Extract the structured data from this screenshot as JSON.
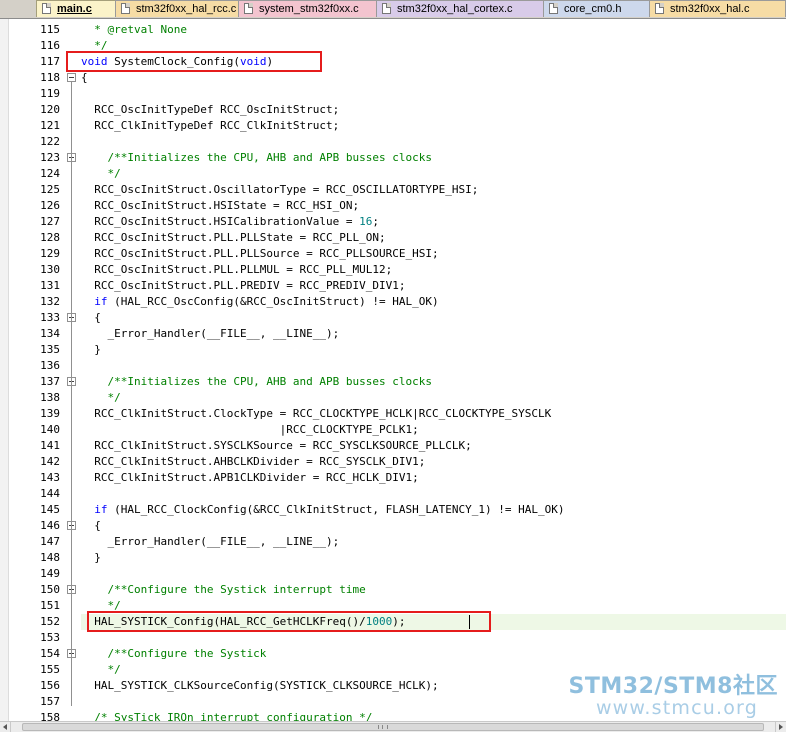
{
  "tabs": [
    {
      "label": "main.c",
      "active": true
    },
    {
      "label": "stm32f0xx_hal_rcc.c",
      "active": false
    },
    {
      "label": "system_stm32f0xx.c",
      "active": false
    },
    {
      "label": "stm32f0xx_hal_cortex.c",
      "active": false
    },
    {
      "label": "core_cm0.h",
      "active": false
    },
    {
      "label": "stm32f0xx_hal.c",
      "active": false
    }
  ],
  "tab_colors": [
    "#fbf3c9",
    "#f6dca5",
    "#f3c4cf",
    "#d8cbe9",
    "#cdd8ec",
    "#f6dca5"
  ],
  "editor": {
    "first_line": 115,
    "lines": [
      {
        "n": "115",
        "t": "  * @retval None",
        "style": "comment"
      },
      {
        "n": "116",
        "t": "  */",
        "style": "comment"
      },
      {
        "n": "117",
        "t": "void SystemClock_Config(void)",
        "style": "code"
      },
      {
        "n": "118",
        "t": "{",
        "style": "code",
        "fold": true
      },
      {
        "n": "119",
        "t": "",
        "style": "code"
      },
      {
        "n": "120",
        "t": "  RCC_OscInitTypeDef RCC_OscInitStruct;",
        "style": "code"
      },
      {
        "n": "121",
        "t": "  RCC_ClkInitTypeDef RCC_ClkInitStruct;",
        "style": "code"
      },
      {
        "n": "122",
        "t": "",
        "style": "code"
      },
      {
        "n": "123",
        "t": "    /**Initializes the CPU, AHB and APB busses clocks",
        "style": "comment",
        "fold": true
      },
      {
        "n": "124",
        "t": "    */",
        "style": "comment"
      },
      {
        "n": "125",
        "t": "  RCC_OscInitStruct.OscillatorType = RCC_OSCILLATORTYPE_HSI;",
        "style": "code"
      },
      {
        "n": "126",
        "t": "  RCC_OscInitStruct.HSIState = RCC_HSI_ON;",
        "style": "code"
      },
      {
        "n": "127",
        "t": "  RCC_OscInitStruct.HSICalibrationValue = 16;",
        "style": "code"
      },
      {
        "n": "128",
        "t": "  RCC_OscInitStruct.PLL.PLLState = RCC_PLL_ON;",
        "style": "code"
      },
      {
        "n": "129",
        "t": "  RCC_OscInitStruct.PLL.PLLSource = RCC_PLLSOURCE_HSI;",
        "style": "code"
      },
      {
        "n": "130",
        "t": "  RCC_OscInitStruct.PLL.PLLMUL = RCC_PLL_MUL12;",
        "style": "code"
      },
      {
        "n": "131",
        "t": "  RCC_OscInitStruct.PLL.PREDIV = RCC_PREDIV_DIV1;",
        "style": "code"
      },
      {
        "n": "132",
        "t": "  if (HAL_RCC_OscConfig(&RCC_OscInitStruct) != HAL_OK)",
        "style": "code"
      },
      {
        "n": "133",
        "t": "  {",
        "style": "code",
        "fold": true
      },
      {
        "n": "134",
        "t": "    _Error_Handler(__FILE__, __LINE__);",
        "style": "code"
      },
      {
        "n": "135",
        "t": "  }",
        "style": "code"
      },
      {
        "n": "136",
        "t": "",
        "style": "code"
      },
      {
        "n": "137",
        "t": "    /**Initializes the CPU, AHB and APB busses clocks",
        "style": "comment",
        "fold": true
      },
      {
        "n": "138",
        "t": "    */",
        "style": "comment"
      },
      {
        "n": "139",
        "t": "  RCC_ClkInitStruct.ClockType = RCC_CLOCKTYPE_HCLK|RCC_CLOCKTYPE_SYSCLK",
        "style": "code"
      },
      {
        "n": "140",
        "t": "                              |RCC_CLOCKTYPE_PCLK1;",
        "style": "code"
      },
      {
        "n": "141",
        "t": "  RCC_ClkInitStruct.SYSCLKSource = RCC_SYSCLKSOURCE_PLLCLK;",
        "style": "code"
      },
      {
        "n": "142",
        "t": "  RCC_ClkInitStruct.AHBCLKDivider = RCC_SYSCLK_DIV1;",
        "style": "code"
      },
      {
        "n": "143",
        "t": "  RCC_ClkInitStruct.APB1CLKDivider = RCC_HCLK_DIV1;",
        "style": "code"
      },
      {
        "n": "144",
        "t": "",
        "style": "code"
      },
      {
        "n": "145",
        "t": "  if (HAL_RCC_ClockConfig(&RCC_ClkInitStruct, FLASH_LATENCY_1) != HAL_OK)",
        "style": "code"
      },
      {
        "n": "146",
        "t": "  {",
        "style": "code",
        "fold": true
      },
      {
        "n": "147",
        "t": "    _Error_Handler(__FILE__, __LINE__);",
        "style": "code"
      },
      {
        "n": "148",
        "t": "  }",
        "style": "code"
      },
      {
        "n": "149",
        "t": "",
        "style": "code"
      },
      {
        "n": "150",
        "t": "    /**Configure the Systick interrupt time",
        "style": "comment",
        "fold": true
      },
      {
        "n": "151",
        "t": "    */",
        "style": "comment"
      },
      {
        "n": "152",
        "t": "  HAL_SYSTICK_Config(HAL_RCC_GetHCLKFreq()/1000);",
        "style": "code"
      },
      {
        "n": "153",
        "t": "",
        "style": "code"
      },
      {
        "n": "154",
        "t": "    /**Configure the Systick",
        "style": "comment",
        "fold": true
      },
      {
        "n": "155",
        "t": "    */",
        "style": "comment"
      },
      {
        "n": "156",
        "t": "  HAL_SYSTICK_CLKSourceConfig(SYSTICK_CLKSOURCE_HCLK);",
        "style": "code"
      },
      {
        "n": "157",
        "t": "",
        "style": "code"
      },
      {
        "n": "158",
        "t": "  /* SysTick_IRQn interrupt configuration */",
        "style": "comment"
      }
    ],
    "highlighted_line": "152",
    "boxed_lines": [
      "117",
      "152"
    ]
  },
  "keywords": [
    "void",
    "if"
  ],
  "watermark": {
    "top": "STM32/STM8社区",
    "bottom": "www.stmcu.org"
  },
  "colors": {
    "comment": "#008000",
    "keyword": "#0000ff",
    "number": "#008080",
    "annotation_box": "#e51c1c",
    "current_line": "#eef8e6"
  },
  "icons": [
    "file-icon",
    "fold-toggle-icon",
    "scroll-left-icon",
    "scroll-right-icon"
  ]
}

## GIVEN REQUEST
Without the pictures, write out all of the material exactly.

## TASK RESPONSE
Extract the structured data from this screenshot as JSON.
{
  "tabs": [
    {
      "label": "main.c",
      "active": true
    },
    {
      "label": "stm32f0xx_hal_rcc.c",
      "active": false
    },
    {
      "label": "system_stm32f0xx.c",
      "active": false
    },
    {
      "label": "stm32f0xx_hal_cortex.c",
      "active": false
    },
    {
      "label": "core_cm0.h",
      "active": false
    },
    {
      "label": "stm32f0xx_hal.c",
      "active": false
    }
  ],
  "tab_colors": [
    "#fbf3c9",
    "#f6dca5",
    "#f3c4cf",
    "#d8cbe9",
    "#cdd8ec",
    "#f6dca5"
  ],
  "editor": {
    "first_line": 115,
    "lines": [
      {
        "n": "115",
        "t": "  * @retval None",
        "style": "comment"
      },
      {
        "n": "116",
        "t": "  */",
        "style": "comment"
      },
      {
        "n": "117",
        "t": "void SystemClock_Config(void)",
        "style": "code"
      },
      {
        "n": "118",
        "t": "{",
        "style": "code",
        "fold": true
      },
      {
        "n": "119",
        "t": "",
        "style": "code"
      },
      {
        "n": "120",
        "t": "  RCC_OscInitTypeDef RCC_OscInitStruct;",
        "style": "code"
      },
      {
        "n": "121",
        "t": "  RCC_ClkInitTypeDef RCC_ClkInitStruct;",
        "style": "code"
      },
      {
        "n": "122",
        "t": "",
        "style": "code"
      },
      {
        "n": "123",
        "t": "    /**Initializes the CPU, AHB and APB busses clocks",
        "style": "comment",
        "fold": true
      },
      {
        "n": "124",
        "t": "    */",
        "style": "comment"
      },
      {
        "n": "125",
        "t": "  RCC_OscInitStruct.OscillatorType = RCC_OSCILLATORTYPE_HSI;",
        "style": "code"
      },
      {
        "n": "126",
        "t": "  RCC_OscInitStruct.HSIState = RCC_HSI_ON;",
        "style": "code"
      },
      {
        "n": "127",
        "t": "  RCC_OscInitStruct.HSICalibrationValue = 16;",
        "style": "code"
      },
      {
        "n": "128",
        "t": "  RCC_OscInitStruct.PLL.PLLState = RCC_PLL_ON;",
        "style": "code"
      },
      {
        "n": "129",
        "t": "  RCC_OscInitStruct.PLL.PLLSource = RCC_PLLSOURCE_HSI;",
        "style": "code"
      },
      {
        "n": "130",
        "t": "  RCC_OscInitStruct.PLL.PLLMUL = RCC_PLL_MUL12;",
        "style": "code"
      },
      {
        "n": "131",
        "t": "  RCC_OscInitStruct.PLL.PREDIV = RCC_PREDIV_DIV1;",
        "style": "code"
      },
      {
        "n": "132",
        "t": "  if (HAL_RCC_OscConfig(&RCC_OscInitStruct) != HAL_OK)",
        "style": "code"
      },
      {
        "n": "133",
        "t": "  {",
        "style": "code",
        "fold": true
      },
      {
        "n": "134",
        "t": "    _Error_Handler(__FILE__, __LINE__);",
        "style": "code"
      },
      {
        "n": "135",
        "t": "  }",
        "style": "code"
      },
      {
        "n": "136",
        "t": "",
        "style": "code"
      },
      {
        "n": "137",
        "t": "    /**Initializes the CPU, AHB and APB busses clocks",
        "style": "comment",
        "fold": true
      },
      {
        "n": "138",
        "t": "    */",
        "style": "comment"
      },
      {
        "n": "139",
        "t": "  RCC_ClkInitStruct.ClockType = RCC_CLOCKTYPE_HCLK|RCC_CLOCKTYPE_SYSCLK",
        "style": "code"
      },
      {
        "n": "140",
        "t": "                              |RCC_CLOCKTYPE_PCLK1;",
        "style": "code"
      },
      {
        "n": "141",
        "t": "  RCC_ClkInitStruct.SYSCLKSource = RCC_SYSCLKSOURCE_PLLCLK;",
        "style": "code"
      },
      {
        "n": "142",
        "t": "  RCC_ClkInitStruct.AHBCLKDivider = RCC_SYSCLK_DIV1;",
        "style": "code"
      },
      {
        "n": "143",
        "t": "  RCC_ClkInitStruct.APB1CLKDivider = RCC_HCLK_DIV1;",
        "style": "code"
      },
      {
        "n": "144",
        "t": "",
        "style": "code"
      },
      {
        "n": "145",
        "t": "  if (HAL_RCC_ClockConfig(&RCC_ClkInitStruct, FLASH_LATENCY_1) != HAL_OK)",
        "style": "code"
      },
      {
        "n": "146",
        "t": "  {",
        "style": "code",
        "fold": true
      },
      {
        "n": "147",
        "t": "    _Error_Handler(__FILE__, __LINE__);",
        "style": "code"
      },
      {
        "n": "148",
        "t": "  }",
        "style": "code"
      },
      {
        "n": "149",
        "t": "",
        "style": "code"
      },
      {
        "n": "150",
        "t": "    /**Configure the Systick interrupt time",
        "style": "comment",
        "fold": true
      },
      {
        "n": "151",
        "t": "    */",
        "style": "comment"
      },
      {
        "n": "152",
        "t": "  HAL_SYSTICK_Config(HAL_RCC_GetHCLKFreq()/1000);",
        "style": "code"
      },
      {
        "n": "153",
        "t": "",
        "style": "code"
      },
      {
        "n": "154",
        "t": "    /**Configure the Systick",
        "style": "comment",
        "fold": true
      },
      {
        "n": "155",
        "t": "    */",
        "style": "comment"
      },
      {
        "n": "156",
        "t": "  HAL_SYSTICK_CLKSourceConfig(SYSTICK_CLKSOURCE_HCLK);",
        "style": "code"
      },
      {
        "n": "157",
        "t": "",
        "style": "code"
      },
      {
        "n": "158",
        "t": "  /* SysTick_IRQn interrupt configuration */",
        "style": "comment"
      }
    ],
    "highlighted_line": "152",
    "boxed_lines": [
      "117",
      "152"
    ]
  },
  "keywords": [
    "void",
    "if"
  ],
  "watermark": {
    "top": "STM32/STM8社区",
    "bottom": "www.stmcu.org"
  },
  "colors": {
    "comment": "#008000",
    "keyword": "#0000ff",
    "number": "#008080",
    "annotation_box": "#e51c1c",
    "current_line": "#eef8e6"
  },
  "icons": [
    "file-icon",
    "fold-toggle-icon",
    "scroll-left-icon",
    "scroll-right-icon"
  ]
}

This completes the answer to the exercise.